#### STORED ROWS
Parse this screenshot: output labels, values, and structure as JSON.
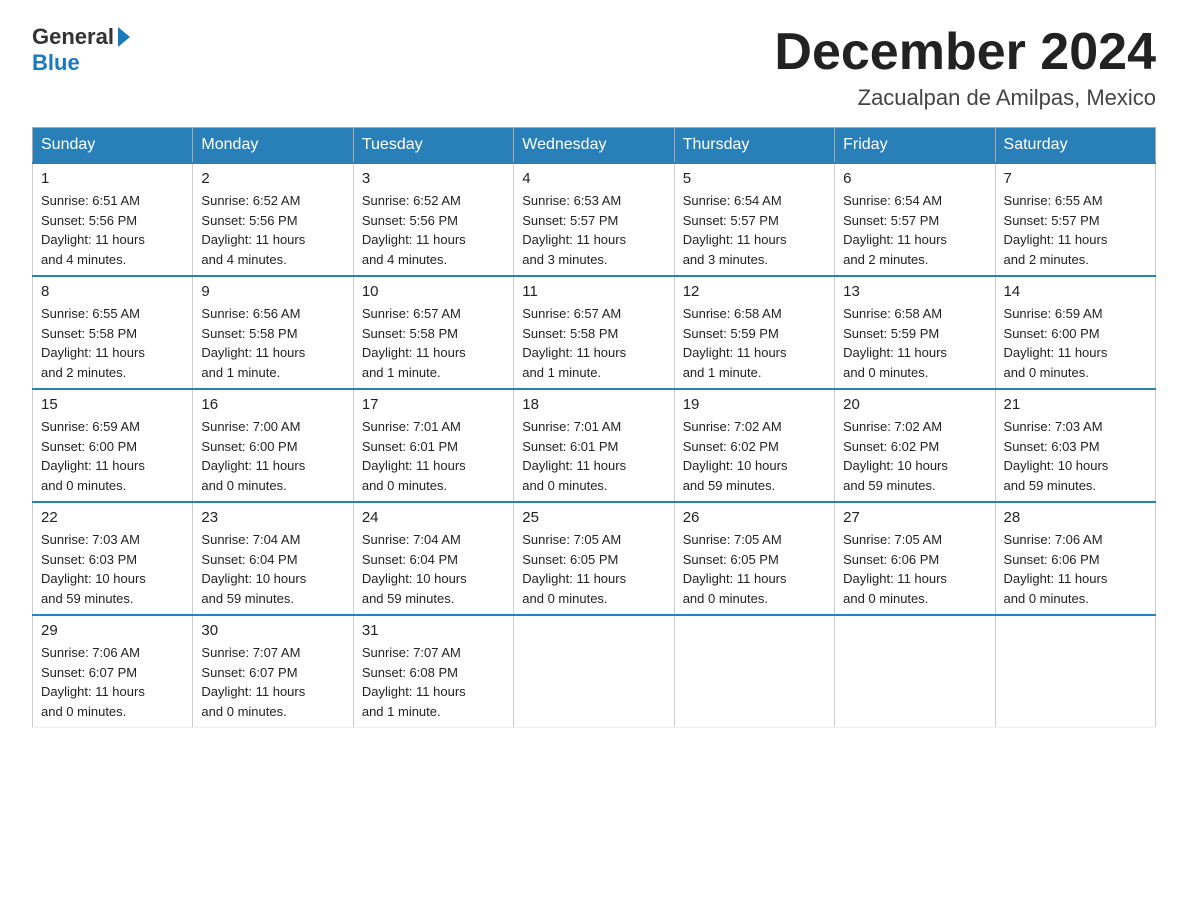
{
  "logo": {
    "general": "General",
    "blue": "Blue"
  },
  "header": {
    "month_year": "December 2024",
    "location": "Zacualpan de Amilpas, Mexico"
  },
  "days_of_week": [
    "Sunday",
    "Monday",
    "Tuesday",
    "Wednesday",
    "Thursday",
    "Friday",
    "Saturday"
  ],
  "weeks": [
    [
      {
        "day": "1",
        "sunrise": "6:51 AM",
        "sunset": "5:56 PM",
        "daylight": "11 hours and 4 minutes."
      },
      {
        "day": "2",
        "sunrise": "6:52 AM",
        "sunset": "5:56 PM",
        "daylight": "11 hours and 4 minutes."
      },
      {
        "day": "3",
        "sunrise": "6:52 AM",
        "sunset": "5:56 PM",
        "daylight": "11 hours and 4 minutes."
      },
      {
        "day": "4",
        "sunrise": "6:53 AM",
        "sunset": "5:57 PM",
        "daylight": "11 hours and 3 minutes."
      },
      {
        "day": "5",
        "sunrise": "6:54 AM",
        "sunset": "5:57 PM",
        "daylight": "11 hours and 3 minutes."
      },
      {
        "day": "6",
        "sunrise": "6:54 AM",
        "sunset": "5:57 PM",
        "daylight": "11 hours and 2 minutes."
      },
      {
        "day": "7",
        "sunrise": "6:55 AM",
        "sunset": "5:57 PM",
        "daylight": "11 hours and 2 minutes."
      }
    ],
    [
      {
        "day": "8",
        "sunrise": "6:55 AM",
        "sunset": "5:58 PM",
        "daylight": "11 hours and 2 minutes."
      },
      {
        "day": "9",
        "sunrise": "6:56 AM",
        "sunset": "5:58 PM",
        "daylight": "11 hours and 1 minute."
      },
      {
        "day": "10",
        "sunrise": "6:57 AM",
        "sunset": "5:58 PM",
        "daylight": "11 hours and 1 minute."
      },
      {
        "day": "11",
        "sunrise": "6:57 AM",
        "sunset": "5:58 PM",
        "daylight": "11 hours and 1 minute."
      },
      {
        "day": "12",
        "sunrise": "6:58 AM",
        "sunset": "5:59 PM",
        "daylight": "11 hours and 1 minute."
      },
      {
        "day": "13",
        "sunrise": "6:58 AM",
        "sunset": "5:59 PM",
        "daylight": "11 hours and 0 minutes."
      },
      {
        "day": "14",
        "sunrise": "6:59 AM",
        "sunset": "6:00 PM",
        "daylight": "11 hours and 0 minutes."
      }
    ],
    [
      {
        "day": "15",
        "sunrise": "6:59 AM",
        "sunset": "6:00 PM",
        "daylight": "11 hours and 0 minutes."
      },
      {
        "day": "16",
        "sunrise": "7:00 AM",
        "sunset": "6:00 PM",
        "daylight": "11 hours and 0 minutes."
      },
      {
        "day": "17",
        "sunrise": "7:01 AM",
        "sunset": "6:01 PM",
        "daylight": "11 hours and 0 minutes."
      },
      {
        "day": "18",
        "sunrise": "7:01 AM",
        "sunset": "6:01 PM",
        "daylight": "11 hours and 0 minutes."
      },
      {
        "day": "19",
        "sunrise": "7:02 AM",
        "sunset": "6:02 PM",
        "daylight": "10 hours and 59 minutes."
      },
      {
        "day": "20",
        "sunrise": "7:02 AM",
        "sunset": "6:02 PM",
        "daylight": "10 hours and 59 minutes."
      },
      {
        "day": "21",
        "sunrise": "7:03 AM",
        "sunset": "6:03 PM",
        "daylight": "10 hours and 59 minutes."
      }
    ],
    [
      {
        "day": "22",
        "sunrise": "7:03 AM",
        "sunset": "6:03 PM",
        "daylight": "10 hours and 59 minutes."
      },
      {
        "day": "23",
        "sunrise": "7:04 AM",
        "sunset": "6:04 PM",
        "daylight": "10 hours and 59 minutes."
      },
      {
        "day": "24",
        "sunrise": "7:04 AM",
        "sunset": "6:04 PM",
        "daylight": "10 hours and 59 minutes."
      },
      {
        "day": "25",
        "sunrise": "7:05 AM",
        "sunset": "6:05 PM",
        "daylight": "11 hours and 0 minutes."
      },
      {
        "day": "26",
        "sunrise": "7:05 AM",
        "sunset": "6:05 PM",
        "daylight": "11 hours and 0 minutes."
      },
      {
        "day": "27",
        "sunrise": "7:05 AM",
        "sunset": "6:06 PM",
        "daylight": "11 hours and 0 minutes."
      },
      {
        "day": "28",
        "sunrise": "7:06 AM",
        "sunset": "6:06 PM",
        "daylight": "11 hours and 0 minutes."
      }
    ],
    [
      {
        "day": "29",
        "sunrise": "7:06 AM",
        "sunset": "6:07 PM",
        "daylight": "11 hours and 0 minutes."
      },
      {
        "day": "30",
        "sunrise": "7:07 AM",
        "sunset": "6:07 PM",
        "daylight": "11 hours and 0 minutes."
      },
      {
        "day": "31",
        "sunrise": "7:07 AM",
        "sunset": "6:08 PM",
        "daylight": "11 hours and 1 minute."
      },
      null,
      null,
      null,
      null
    ]
  ],
  "labels": {
    "sunrise": "Sunrise:",
    "sunset": "Sunset:",
    "daylight": "Daylight:"
  }
}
########
### [REQUIRED WORK]
Copy out all the data exactly; skip the pictures.

### [FINAL ANSWER]
Parse this screenshot: output labels, values, and structure as JSON.
{
  "logo": {
    "general": "General",
    "blue": "Blue"
  },
  "header": {
    "month_year": "December 2024",
    "location": "Zacualpan de Amilpas, Mexico"
  },
  "days_of_week": [
    "Sunday",
    "Monday",
    "Tuesday",
    "Wednesday",
    "Thursday",
    "Friday",
    "Saturday"
  ],
  "weeks": [
    [
      {
        "day": "1",
        "sunrise": "6:51 AM",
        "sunset": "5:56 PM",
        "daylight": "11 hours and 4 minutes."
      },
      {
        "day": "2",
        "sunrise": "6:52 AM",
        "sunset": "5:56 PM",
        "daylight": "11 hours and 4 minutes."
      },
      {
        "day": "3",
        "sunrise": "6:52 AM",
        "sunset": "5:56 PM",
        "daylight": "11 hours and 4 minutes."
      },
      {
        "day": "4",
        "sunrise": "6:53 AM",
        "sunset": "5:57 PM",
        "daylight": "11 hours and 3 minutes."
      },
      {
        "day": "5",
        "sunrise": "6:54 AM",
        "sunset": "5:57 PM",
        "daylight": "11 hours and 3 minutes."
      },
      {
        "day": "6",
        "sunrise": "6:54 AM",
        "sunset": "5:57 PM",
        "daylight": "11 hours and 2 minutes."
      },
      {
        "day": "7",
        "sunrise": "6:55 AM",
        "sunset": "5:57 PM",
        "daylight": "11 hours and 2 minutes."
      }
    ],
    [
      {
        "day": "8",
        "sunrise": "6:55 AM",
        "sunset": "5:58 PM",
        "daylight": "11 hours and 2 minutes."
      },
      {
        "day": "9",
        "sunrise": "6:56 AM",
        "sunset": "5:58 PM",
        "daylight": "11 hours and 1 minute."
      },
      {
        "day": "10",
        "sunrise": "6:57 AM",
        "sunset": "5:58 PM",
        "daylight": "11 hours and 1 minute."
      },
      {
        "day": "11",
        "sunrise": "6:57 AM",
        "sunset": "5:58 PM",
        "daylight": "11 hours and 1 minute."
      },
      {
        "day": "12",
        "sunrise": "6:58 AM",
        "sunset": "5:59 PM",
        "daylight": "11 hours and 1 minute."
      },
      {
        "day": "13",
        "sunrise": "6:58 AM",
        "sunset": "5:59 PM",
        "daylight": "11 hours and 0 minutes."
      },
      {
        "day": "14",
        "sunrise": "6:59 AM",
        "sunset": "6:00 PM",
        "daylight": "11 hours and 0 minutes."
      }
    ],
    [
      {
        "day": "15",
        "sunrise": "6:59 AM",
        "sunset": "6:00 PM",
        "daylight": "11 hours and 0 minutes."
      },
      {
        "day": "16",
        "sunrise": "7:00 AM",
        "sunset": "6:00 PM",
        "daylight": "11 hours and 0 minutes."
      },
      {
        "day": "17",
        "sunrise": "7:01 AM",
        "sunset": "6:01 PM",
        "daylight": "11 hours and 0 minutes."
      },
      {
        "day": "18",
        "sunrise": "7:01 AM",
        "sunset": "6:01 PM",
        "daylight": "11 hours and 0 minutes."
      },
      {
        "day": "19",
        "sunrise": "7:02 AM",
        "sunset": "6:02 PM",
        "daylight": "10 hours and 59 minutes."
      },
      {
        "day": "20",
        "sunrise": "7:02 AM",
        "sunset": "6:02 PM",
        "daylight": "10 hours and 59 minutes."
      },
      {
        "day": "21",
        "sunrise": "7:03 AM",
        "sunset": "6:03 PM",
        "daylight": "10 hours and 59 minutes."
      }
    ],
    [
      {
        "day": "22",
        "sunrise": "7:03 AM",
        "sunset": "6:03 PM",
        "daylight": "10 hours and 59 minutes."
      },
      {
        "day": "23",
        "sunrise": "7:04 AM",
        "sunset": "6:04 PM",
        "daylight": "10 hours and 59 minutes."
      },
      {
        "day": "24",
        "sunrise": "7:04 AM",
        "sunset": "6:04 PM",
        "daylight": "10 hours and 59 minutes."
      },
      {
        "day": "25",
        "sunrise": "7:05 AM",
        "sunset": "6:05 PM",
        "daylight": "11 hours and 0 minutes."
      },
      {
        "day": "26",
        "sunrise": "7:05 AM",
        "sunset": "6:05 PM",
        "daylight": "11 hours and 0 minutes."
      },
      {
        "day": "27",
        "sunrise": "7:05 AM",
        "sunset": "6:06 PM",
        "daylight": "11 hours and 0 minutes."
      },
      {
        "day": "28",
        "sunrise": "7:06 AM",
        "sunset": "6:06 PM",
        "daylight": "11 hours and 0 minutes."
      }
    ],
    [
      {
        "day": "29",
        "sunrise": "7:06 AM",
        "sunset": "6:07 PM",
        "daylight": "11 hours and 0 minutes."
      },
      {
        "day": "30",
        "sunrise": "7:07 AM",
        "sunset": "6:07 PM",
        "daylight": "11 hours and 0 minutes."
      },
      {
        "day": "31",
        "sunrise": "7:07 AM",
        "sunset": "6:08 PM",
        "daylight": "11 hours and 1 minute."
      },
      null,
      null,
      null,
      null
    ]
  ],
  "labels": {
    "sunrise": "Sunrise:",
    "sunset": "Sunset:",
    "daylight": "Daylight:"
  }
}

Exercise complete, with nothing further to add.